Given instruction:
Identify every line in the records below that contains the word "marker", and reproduce each one.

Material for this task:
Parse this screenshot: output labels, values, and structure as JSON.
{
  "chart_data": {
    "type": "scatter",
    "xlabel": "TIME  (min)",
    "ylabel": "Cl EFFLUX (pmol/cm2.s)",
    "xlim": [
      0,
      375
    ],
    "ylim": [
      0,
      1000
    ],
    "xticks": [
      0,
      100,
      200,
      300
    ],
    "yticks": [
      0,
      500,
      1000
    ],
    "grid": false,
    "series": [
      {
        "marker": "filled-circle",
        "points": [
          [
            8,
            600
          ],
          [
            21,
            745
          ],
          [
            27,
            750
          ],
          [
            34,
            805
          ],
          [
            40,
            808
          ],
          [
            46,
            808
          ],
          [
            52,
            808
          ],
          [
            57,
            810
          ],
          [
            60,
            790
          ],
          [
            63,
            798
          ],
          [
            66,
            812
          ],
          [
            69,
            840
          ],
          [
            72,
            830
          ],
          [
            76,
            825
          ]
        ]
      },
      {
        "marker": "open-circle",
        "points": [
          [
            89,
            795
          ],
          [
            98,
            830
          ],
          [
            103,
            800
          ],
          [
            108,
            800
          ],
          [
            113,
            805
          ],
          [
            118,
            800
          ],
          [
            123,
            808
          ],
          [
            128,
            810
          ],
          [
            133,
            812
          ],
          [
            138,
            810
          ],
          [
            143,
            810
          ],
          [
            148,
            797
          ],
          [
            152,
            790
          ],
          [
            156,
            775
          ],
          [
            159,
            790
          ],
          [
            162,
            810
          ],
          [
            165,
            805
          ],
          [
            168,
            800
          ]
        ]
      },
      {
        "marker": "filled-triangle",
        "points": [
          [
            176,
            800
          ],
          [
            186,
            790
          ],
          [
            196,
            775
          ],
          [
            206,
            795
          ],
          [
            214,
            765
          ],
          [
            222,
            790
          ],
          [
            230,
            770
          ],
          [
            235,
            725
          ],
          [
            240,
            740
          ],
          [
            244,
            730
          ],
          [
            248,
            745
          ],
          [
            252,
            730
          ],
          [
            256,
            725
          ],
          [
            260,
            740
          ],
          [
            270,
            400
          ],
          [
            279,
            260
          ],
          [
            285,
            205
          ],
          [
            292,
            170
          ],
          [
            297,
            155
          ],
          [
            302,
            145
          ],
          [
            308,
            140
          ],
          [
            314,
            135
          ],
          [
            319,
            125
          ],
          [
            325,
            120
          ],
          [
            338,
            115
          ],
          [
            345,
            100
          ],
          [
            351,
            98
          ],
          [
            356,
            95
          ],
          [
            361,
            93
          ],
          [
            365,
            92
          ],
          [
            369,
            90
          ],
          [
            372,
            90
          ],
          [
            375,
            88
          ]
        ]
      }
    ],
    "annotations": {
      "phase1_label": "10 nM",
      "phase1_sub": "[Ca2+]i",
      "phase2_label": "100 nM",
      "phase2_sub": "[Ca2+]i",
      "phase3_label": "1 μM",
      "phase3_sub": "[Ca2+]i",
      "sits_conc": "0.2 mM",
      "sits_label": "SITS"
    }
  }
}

Written response:
        "marker": "filled-circle",
        "marker": "open-circle",
        "marker": "filled-triangle",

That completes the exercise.